Repeat verbatim the lines of the data below, beginning with the line containing "Parse this screenshot: output" and continuing to the end.

Lines of data:
▬▬▬▬▬▬

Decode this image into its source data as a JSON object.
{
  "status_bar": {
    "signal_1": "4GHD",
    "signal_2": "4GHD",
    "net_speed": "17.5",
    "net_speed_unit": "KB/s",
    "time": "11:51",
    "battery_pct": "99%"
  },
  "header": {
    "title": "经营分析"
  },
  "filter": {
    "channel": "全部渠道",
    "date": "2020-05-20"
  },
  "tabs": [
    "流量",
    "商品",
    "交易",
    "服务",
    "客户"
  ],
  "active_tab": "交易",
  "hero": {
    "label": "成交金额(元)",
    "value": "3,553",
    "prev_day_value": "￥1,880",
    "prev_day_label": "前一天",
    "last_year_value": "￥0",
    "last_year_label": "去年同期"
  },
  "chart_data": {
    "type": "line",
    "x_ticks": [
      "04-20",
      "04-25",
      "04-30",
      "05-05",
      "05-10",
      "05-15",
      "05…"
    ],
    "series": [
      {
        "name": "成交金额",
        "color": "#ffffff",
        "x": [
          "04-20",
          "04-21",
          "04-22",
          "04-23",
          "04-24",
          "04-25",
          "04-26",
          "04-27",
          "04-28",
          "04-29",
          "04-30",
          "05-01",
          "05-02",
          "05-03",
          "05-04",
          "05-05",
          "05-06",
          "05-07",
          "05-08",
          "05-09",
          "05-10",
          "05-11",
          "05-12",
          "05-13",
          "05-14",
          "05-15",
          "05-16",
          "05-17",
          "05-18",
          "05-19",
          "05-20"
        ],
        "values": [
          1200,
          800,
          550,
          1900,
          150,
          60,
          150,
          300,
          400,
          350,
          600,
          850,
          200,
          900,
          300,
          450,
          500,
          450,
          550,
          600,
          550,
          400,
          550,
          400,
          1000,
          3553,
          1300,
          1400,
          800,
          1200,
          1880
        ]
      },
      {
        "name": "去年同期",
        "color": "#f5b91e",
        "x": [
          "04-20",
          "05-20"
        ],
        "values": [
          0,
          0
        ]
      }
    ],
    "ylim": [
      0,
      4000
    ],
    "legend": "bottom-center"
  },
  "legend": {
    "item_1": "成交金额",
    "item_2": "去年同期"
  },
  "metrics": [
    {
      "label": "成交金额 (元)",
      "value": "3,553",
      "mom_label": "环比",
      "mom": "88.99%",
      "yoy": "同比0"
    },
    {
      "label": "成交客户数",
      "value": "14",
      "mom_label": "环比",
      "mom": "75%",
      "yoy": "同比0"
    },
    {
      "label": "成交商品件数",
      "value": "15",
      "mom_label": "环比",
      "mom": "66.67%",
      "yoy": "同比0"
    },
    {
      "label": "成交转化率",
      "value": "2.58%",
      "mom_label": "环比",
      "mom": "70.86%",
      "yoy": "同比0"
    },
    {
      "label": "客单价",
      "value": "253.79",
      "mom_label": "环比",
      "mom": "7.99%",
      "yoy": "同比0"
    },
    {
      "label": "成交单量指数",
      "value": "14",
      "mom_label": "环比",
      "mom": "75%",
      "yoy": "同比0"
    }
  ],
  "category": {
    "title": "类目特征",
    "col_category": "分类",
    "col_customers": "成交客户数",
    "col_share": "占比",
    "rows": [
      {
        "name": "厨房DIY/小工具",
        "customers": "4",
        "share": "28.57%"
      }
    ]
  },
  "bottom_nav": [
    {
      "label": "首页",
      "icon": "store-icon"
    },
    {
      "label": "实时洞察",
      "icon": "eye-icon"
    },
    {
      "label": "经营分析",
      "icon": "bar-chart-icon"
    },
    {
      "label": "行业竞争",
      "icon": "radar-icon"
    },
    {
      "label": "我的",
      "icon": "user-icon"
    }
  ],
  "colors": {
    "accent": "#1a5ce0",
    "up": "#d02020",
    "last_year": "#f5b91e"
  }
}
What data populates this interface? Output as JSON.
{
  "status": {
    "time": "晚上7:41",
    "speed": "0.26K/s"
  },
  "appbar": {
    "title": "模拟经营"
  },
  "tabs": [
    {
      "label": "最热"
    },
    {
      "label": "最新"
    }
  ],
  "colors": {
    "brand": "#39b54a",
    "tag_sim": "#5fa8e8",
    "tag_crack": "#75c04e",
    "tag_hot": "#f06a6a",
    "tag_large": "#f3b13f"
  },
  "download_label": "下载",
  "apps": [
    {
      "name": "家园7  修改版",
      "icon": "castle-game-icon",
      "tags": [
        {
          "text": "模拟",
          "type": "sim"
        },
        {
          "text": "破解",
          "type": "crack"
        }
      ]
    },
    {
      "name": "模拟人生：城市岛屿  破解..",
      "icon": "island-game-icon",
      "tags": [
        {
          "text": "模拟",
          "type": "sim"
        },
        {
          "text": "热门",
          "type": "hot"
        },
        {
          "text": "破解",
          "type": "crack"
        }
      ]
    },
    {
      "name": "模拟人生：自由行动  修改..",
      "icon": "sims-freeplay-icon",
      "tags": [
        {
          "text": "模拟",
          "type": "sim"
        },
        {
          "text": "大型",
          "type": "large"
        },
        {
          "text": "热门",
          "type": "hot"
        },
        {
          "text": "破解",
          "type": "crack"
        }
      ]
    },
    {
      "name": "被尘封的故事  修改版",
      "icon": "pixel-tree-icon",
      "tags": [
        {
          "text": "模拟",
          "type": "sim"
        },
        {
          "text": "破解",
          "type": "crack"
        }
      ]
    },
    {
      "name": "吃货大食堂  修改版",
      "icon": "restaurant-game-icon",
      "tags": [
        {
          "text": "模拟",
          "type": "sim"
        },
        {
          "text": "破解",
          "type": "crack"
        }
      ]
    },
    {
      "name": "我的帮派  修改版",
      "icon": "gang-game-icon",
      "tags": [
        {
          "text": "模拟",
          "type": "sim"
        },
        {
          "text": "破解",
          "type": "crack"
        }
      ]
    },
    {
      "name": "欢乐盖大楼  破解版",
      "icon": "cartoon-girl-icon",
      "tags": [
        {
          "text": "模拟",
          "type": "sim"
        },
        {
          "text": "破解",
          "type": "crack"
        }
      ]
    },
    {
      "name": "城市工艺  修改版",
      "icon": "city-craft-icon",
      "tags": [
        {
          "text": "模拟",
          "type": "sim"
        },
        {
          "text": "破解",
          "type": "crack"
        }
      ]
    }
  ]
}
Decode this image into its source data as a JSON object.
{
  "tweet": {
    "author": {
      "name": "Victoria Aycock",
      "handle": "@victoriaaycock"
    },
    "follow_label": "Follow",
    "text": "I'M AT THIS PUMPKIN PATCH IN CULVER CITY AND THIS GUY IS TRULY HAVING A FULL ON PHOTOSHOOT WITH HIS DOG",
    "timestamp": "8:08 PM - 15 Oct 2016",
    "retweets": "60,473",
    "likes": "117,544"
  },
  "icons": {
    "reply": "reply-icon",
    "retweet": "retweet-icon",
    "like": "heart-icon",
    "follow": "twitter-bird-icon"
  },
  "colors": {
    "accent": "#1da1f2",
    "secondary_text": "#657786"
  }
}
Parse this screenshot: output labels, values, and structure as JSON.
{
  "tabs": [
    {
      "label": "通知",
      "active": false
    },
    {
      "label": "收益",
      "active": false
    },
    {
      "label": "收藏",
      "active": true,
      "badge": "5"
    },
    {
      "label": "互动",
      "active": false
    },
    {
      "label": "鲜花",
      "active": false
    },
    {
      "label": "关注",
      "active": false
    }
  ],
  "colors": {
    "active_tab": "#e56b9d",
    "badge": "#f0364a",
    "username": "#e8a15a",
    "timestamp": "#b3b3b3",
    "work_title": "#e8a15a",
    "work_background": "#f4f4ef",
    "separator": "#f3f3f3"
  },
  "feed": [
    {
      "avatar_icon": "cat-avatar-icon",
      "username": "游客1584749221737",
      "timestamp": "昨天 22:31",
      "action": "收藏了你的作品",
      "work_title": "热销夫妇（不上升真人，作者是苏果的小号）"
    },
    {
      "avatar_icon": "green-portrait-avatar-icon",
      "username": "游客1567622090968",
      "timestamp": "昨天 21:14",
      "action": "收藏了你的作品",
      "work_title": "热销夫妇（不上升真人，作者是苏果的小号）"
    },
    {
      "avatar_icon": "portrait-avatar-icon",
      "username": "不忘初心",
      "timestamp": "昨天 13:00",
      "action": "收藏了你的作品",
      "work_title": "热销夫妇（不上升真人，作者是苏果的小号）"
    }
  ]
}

▬▬▬▬▬▬

§ **Exercise result**:
Parse this screenshot: output labels, values, and structure as JSON.
{
  "tabs": [
    {
      "label": "通知",
      "active": false
    },
    {
      "label": "收益",
      "active": false
    },
    {
      "label": "收藏",
      "active": true,
      "badge": "5"
    },
    {
      "label": "互动",
      "active": false
    },
    {
      "label": "鲜花",
      "active": false
    },
    {
      "label": "关注",
      "active": false
    }
  ],
  "colors": {
    "active_tab": "#e56b9d",
    "badge": "#f0364a",
    "username": "#e8a15a",
    "timestamp": "#b3b3b3",
    "work_title": "#e8a15a",
    "work_background": "#f4f4ef",
    "separator": "#f3f3f3"
  },
  "feed": [
    {
      "avatar_icon": "cat-avatar-icon",
      "username": "游客1584749221737",
      "timestamp": "昨天 22:31",
      "action": "收藏了你的作品",
      "work_title": "热销夫妇（不上升真人，作者是苏果的小号）"
    },
    {
      "avatar_icon": "green-portrait-avatar-icon",
      "username": "游客1567622090968",
      "timestamp": "昨天 21:14",
      "action": "收藏了你的作品",
      "work_title": "热销夫妇（不上升真人，作者是苏果的小号）"
    },
    {
      "avatar_icon": "portrait-avatar-icon",
      "username": "不忘初心",
      "timestamp": "昨天 13:00",
      "action": "收藏了你的作品",
      "work_title": "热销夫妇（不上升真人，作者是苏果的小号）"
    }
  ]
}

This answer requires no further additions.